Rows from a dataset
◇ ◇ ◇

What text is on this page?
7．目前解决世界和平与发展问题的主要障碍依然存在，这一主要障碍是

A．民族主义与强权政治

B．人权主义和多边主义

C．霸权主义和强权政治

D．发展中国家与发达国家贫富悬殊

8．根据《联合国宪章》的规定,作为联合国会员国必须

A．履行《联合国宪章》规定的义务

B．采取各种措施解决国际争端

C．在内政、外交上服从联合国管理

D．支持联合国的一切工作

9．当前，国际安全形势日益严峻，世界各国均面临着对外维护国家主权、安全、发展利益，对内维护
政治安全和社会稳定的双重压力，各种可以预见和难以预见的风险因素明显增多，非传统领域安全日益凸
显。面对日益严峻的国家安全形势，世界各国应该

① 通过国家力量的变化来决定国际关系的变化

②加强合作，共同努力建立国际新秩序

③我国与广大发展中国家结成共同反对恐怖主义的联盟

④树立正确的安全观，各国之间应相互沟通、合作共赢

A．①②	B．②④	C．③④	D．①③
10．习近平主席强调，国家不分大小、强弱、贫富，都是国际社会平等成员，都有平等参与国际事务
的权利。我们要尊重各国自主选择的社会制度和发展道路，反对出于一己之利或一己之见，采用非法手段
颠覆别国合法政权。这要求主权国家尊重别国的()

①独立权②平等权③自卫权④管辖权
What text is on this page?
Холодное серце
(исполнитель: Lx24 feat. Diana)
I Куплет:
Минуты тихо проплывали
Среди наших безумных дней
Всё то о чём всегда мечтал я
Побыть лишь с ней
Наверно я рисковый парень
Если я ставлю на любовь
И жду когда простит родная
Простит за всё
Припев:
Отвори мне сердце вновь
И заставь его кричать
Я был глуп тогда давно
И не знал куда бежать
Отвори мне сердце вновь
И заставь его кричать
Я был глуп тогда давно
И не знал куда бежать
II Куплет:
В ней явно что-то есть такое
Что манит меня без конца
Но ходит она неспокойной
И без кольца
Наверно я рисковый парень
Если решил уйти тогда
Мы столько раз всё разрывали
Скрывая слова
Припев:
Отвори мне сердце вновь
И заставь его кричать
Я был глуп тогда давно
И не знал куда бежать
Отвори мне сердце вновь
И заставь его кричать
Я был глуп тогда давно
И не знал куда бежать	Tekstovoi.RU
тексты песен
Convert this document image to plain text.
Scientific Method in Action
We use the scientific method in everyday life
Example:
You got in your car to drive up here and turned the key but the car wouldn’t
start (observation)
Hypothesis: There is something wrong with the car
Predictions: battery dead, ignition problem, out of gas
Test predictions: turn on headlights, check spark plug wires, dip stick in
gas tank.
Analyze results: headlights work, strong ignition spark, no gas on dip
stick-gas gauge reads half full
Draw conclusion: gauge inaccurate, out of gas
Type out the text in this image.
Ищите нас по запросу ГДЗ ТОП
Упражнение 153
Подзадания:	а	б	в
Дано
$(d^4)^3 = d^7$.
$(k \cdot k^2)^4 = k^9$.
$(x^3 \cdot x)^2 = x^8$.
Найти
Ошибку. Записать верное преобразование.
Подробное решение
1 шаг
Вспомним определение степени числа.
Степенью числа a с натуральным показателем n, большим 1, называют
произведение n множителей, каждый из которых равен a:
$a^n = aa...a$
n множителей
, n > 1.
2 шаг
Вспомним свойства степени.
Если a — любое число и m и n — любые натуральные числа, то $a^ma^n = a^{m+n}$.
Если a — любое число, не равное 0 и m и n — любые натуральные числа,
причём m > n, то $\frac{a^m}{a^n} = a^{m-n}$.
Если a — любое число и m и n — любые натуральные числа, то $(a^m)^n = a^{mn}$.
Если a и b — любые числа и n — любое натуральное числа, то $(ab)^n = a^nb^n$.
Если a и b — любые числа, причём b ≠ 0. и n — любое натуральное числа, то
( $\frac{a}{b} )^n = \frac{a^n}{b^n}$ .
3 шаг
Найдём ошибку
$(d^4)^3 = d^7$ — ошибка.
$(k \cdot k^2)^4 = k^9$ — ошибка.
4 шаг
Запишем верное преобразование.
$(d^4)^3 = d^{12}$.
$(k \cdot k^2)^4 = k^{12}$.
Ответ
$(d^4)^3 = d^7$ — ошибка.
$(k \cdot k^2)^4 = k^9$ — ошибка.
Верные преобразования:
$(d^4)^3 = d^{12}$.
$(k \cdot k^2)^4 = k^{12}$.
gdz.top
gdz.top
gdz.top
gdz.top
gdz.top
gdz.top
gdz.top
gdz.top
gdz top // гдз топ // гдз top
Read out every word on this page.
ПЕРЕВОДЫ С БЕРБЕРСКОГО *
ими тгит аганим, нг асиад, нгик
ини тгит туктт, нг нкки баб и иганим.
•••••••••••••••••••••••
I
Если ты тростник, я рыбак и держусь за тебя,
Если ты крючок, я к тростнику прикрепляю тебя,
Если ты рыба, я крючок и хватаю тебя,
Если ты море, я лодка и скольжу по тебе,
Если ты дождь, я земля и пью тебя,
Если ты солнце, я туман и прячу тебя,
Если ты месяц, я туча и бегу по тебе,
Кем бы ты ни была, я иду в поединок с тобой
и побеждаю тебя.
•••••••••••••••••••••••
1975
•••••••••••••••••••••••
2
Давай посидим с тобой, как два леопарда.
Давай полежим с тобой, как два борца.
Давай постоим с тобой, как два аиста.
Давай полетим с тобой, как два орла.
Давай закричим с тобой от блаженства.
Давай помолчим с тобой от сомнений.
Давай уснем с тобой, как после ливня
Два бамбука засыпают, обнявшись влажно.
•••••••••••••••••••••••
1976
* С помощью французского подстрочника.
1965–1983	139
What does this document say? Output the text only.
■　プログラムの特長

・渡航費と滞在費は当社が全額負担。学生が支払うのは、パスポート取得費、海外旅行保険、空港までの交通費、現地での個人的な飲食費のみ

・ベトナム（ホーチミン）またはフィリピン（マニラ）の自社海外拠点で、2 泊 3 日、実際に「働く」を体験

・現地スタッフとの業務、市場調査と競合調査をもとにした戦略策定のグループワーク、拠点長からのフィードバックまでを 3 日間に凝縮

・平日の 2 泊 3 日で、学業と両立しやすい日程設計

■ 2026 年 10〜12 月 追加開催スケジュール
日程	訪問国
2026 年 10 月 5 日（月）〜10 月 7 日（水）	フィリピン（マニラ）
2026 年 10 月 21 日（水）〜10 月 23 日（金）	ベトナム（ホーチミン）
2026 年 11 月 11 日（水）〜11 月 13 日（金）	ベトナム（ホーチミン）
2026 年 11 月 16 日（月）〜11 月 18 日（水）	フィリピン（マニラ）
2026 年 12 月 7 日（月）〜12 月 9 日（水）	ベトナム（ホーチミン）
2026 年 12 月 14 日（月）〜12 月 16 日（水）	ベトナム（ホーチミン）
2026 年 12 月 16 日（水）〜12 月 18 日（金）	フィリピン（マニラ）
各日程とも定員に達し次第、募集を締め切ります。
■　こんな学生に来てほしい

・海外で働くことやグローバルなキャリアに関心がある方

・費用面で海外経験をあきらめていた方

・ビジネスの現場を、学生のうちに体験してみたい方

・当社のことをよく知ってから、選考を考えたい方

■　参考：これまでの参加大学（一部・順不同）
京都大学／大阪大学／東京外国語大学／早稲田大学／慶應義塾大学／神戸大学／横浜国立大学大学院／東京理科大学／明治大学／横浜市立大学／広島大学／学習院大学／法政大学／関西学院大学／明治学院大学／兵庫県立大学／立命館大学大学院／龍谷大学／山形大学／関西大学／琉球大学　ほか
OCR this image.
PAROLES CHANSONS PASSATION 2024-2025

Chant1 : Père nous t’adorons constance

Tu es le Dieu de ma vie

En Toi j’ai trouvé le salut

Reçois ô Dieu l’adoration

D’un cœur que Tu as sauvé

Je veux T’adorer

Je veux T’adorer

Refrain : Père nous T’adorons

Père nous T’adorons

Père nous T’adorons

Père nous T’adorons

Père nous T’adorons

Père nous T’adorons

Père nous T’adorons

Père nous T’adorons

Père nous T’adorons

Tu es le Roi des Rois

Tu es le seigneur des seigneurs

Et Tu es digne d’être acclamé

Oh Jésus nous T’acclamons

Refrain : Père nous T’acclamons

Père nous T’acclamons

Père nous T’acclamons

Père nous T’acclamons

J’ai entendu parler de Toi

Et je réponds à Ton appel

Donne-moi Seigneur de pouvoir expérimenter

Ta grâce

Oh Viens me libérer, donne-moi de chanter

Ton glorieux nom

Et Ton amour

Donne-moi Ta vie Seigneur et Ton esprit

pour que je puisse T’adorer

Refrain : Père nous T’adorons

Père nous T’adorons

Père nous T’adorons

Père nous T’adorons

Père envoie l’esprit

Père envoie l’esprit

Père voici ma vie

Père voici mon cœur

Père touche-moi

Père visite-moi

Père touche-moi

◇ ◇ ◇

Given exercise: Gather every line from the listing above in which the word "headlights" appears.

Output below:
Test predictions: turn on headlights, check spark plug wires, dip stick in
Analyze results: headlights work, strong ignition spark, no gas on dip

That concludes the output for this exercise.